◆ Data for this exercise:
########################################

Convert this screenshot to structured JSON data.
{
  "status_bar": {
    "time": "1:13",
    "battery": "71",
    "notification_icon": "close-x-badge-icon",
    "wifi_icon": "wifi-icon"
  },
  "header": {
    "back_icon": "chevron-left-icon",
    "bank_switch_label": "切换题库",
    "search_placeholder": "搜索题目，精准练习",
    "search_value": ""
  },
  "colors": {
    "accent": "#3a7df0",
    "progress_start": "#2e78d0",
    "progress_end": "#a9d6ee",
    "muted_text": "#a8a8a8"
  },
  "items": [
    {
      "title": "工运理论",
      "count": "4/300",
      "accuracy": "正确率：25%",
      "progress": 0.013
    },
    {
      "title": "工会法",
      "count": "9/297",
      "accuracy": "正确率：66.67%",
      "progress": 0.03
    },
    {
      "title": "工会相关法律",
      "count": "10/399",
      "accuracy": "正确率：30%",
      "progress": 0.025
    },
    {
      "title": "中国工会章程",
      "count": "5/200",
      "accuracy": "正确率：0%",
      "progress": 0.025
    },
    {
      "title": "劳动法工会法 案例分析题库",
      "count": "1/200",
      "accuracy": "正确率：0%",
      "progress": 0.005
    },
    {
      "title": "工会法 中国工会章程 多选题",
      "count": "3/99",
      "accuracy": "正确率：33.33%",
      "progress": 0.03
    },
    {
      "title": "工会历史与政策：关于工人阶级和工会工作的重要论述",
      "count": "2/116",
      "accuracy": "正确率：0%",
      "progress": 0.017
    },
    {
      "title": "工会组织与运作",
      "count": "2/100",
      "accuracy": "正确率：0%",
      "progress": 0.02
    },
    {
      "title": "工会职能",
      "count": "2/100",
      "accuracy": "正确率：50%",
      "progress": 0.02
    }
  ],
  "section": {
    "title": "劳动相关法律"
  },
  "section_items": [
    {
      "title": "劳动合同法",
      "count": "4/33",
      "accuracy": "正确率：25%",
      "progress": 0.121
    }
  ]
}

########################################

◆ What to do:
Show every line from the entries above in which the word "count" appears.

◆ Correct answer:
      "count": "4/300",
      "count": "9/297",
      "count": "10/399",
      "count": "5/200",
      "count": "1/200",
      "count": "3/99",
      "count": "2/116",
      "count": "2/100",
      "count": "2/100",
      "count": "4/33",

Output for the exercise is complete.